Transcribe the records exactly. Pictures do not belong in the transcription.

__________________________________________________

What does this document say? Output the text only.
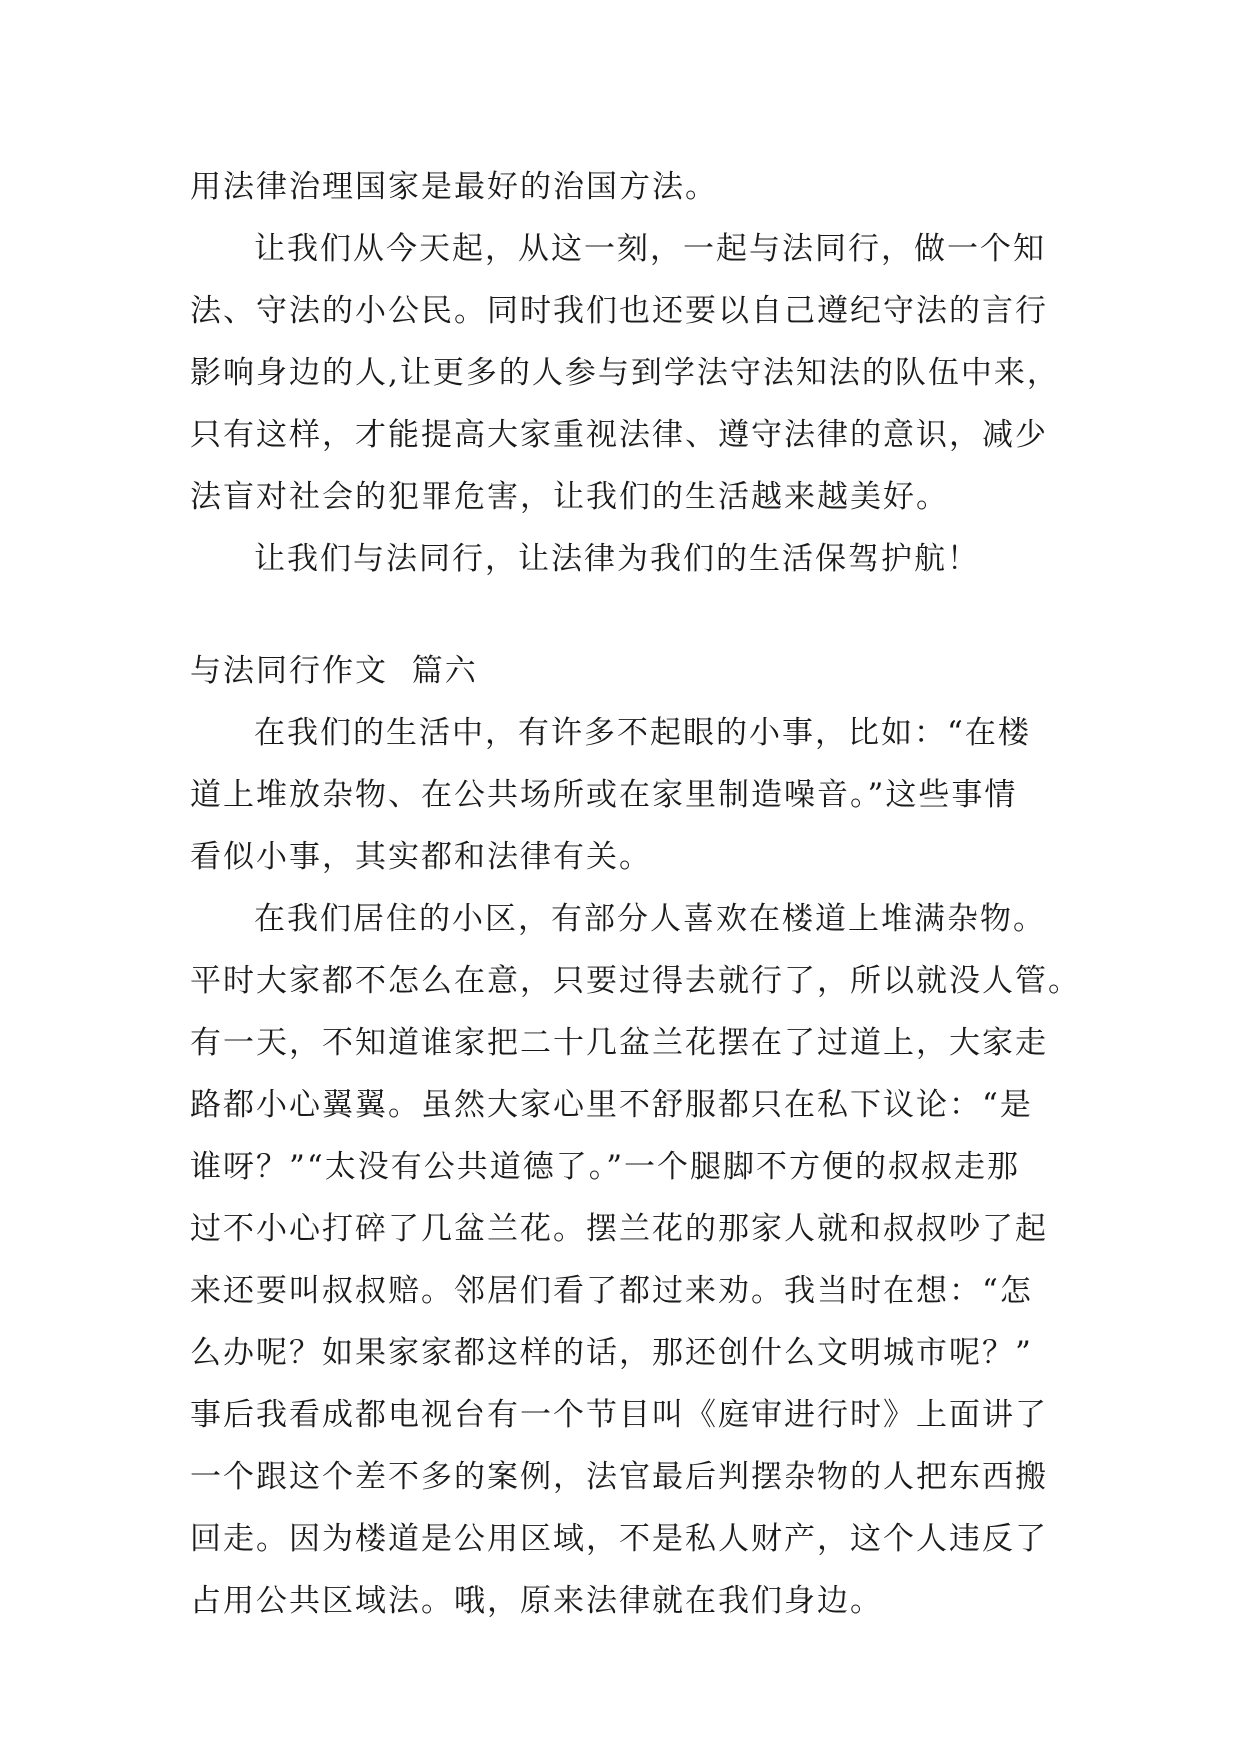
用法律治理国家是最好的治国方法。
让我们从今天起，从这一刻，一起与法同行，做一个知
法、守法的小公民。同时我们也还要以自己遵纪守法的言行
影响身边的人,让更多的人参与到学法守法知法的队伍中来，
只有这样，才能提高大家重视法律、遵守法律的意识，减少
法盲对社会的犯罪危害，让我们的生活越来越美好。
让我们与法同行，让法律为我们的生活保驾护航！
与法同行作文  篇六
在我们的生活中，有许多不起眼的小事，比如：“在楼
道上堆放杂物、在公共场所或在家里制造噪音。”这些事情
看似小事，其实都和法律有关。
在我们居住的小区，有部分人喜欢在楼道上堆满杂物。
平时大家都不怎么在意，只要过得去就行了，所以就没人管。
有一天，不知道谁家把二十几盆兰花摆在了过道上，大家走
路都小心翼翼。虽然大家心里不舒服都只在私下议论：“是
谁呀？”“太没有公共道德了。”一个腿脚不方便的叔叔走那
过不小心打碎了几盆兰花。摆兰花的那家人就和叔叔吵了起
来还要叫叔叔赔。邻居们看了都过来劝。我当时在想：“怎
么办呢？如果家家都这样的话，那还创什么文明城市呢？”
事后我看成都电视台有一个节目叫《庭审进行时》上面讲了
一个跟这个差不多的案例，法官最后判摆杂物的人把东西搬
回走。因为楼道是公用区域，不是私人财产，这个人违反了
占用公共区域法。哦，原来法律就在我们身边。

__________________________________________________

FINISHED ANSWER —
What does this document say? Output the text only.
用法律治理国家是最好的治国方法。
让我们从今天起，从这一刻，一起与法同行，做一个知
法、守法的小公民。同时我们也还要以自己遵纪守法的言行
影响身边的人,让更多的人参与到学法守法知法的队伍中来，
只有这样，才能提高大家重视法律、遵守法律的意识，减少
法盲对社会的犯罪危害，让我们的生活越来越美好。
让我们与法同行，让法律为我们的生活保驾护航！
与法同行作文  篇六
在我们的生活中，有许多不起眼的小事，比如：“在楼
道上堆放杂物、在公共场所或在家里制造噪音。”这些事情
看似小事，其实都和法律有关。
在我们居住的小区，有部分人喜欢在楼道上堆满杂物。
平时大家都不怎么在意，只要过得去就行了，所以就没人管。
有一天，不知道谁家把二十几盆兰花摆在了过道上，大家走
路都小心翼翼。虽然大家心里不舒服都只在私下议论：“是
谁呀？”“太没有公共道德了。”一个腿脚不方便的叔叔走那
过不小心打碎了几盆兰花。摆兰花的那家人就和叔叔吵了起
来还要叫叔叔赔。邻居们看了都过来劝。我当时在想：“怎
么办呢？如果家家都这样的话，那还创什么文明城市呢？”
事后我看成都电视台有一个节目叫《庭审进行时》上面讲了
一个跟这个差不多的案例，法官最后判摆杂物的人把东西搬
回走。因为楼道是公用区域，不是私人财产，这个人违反了
占用公共区域法。哦，原来法律就在我们身边。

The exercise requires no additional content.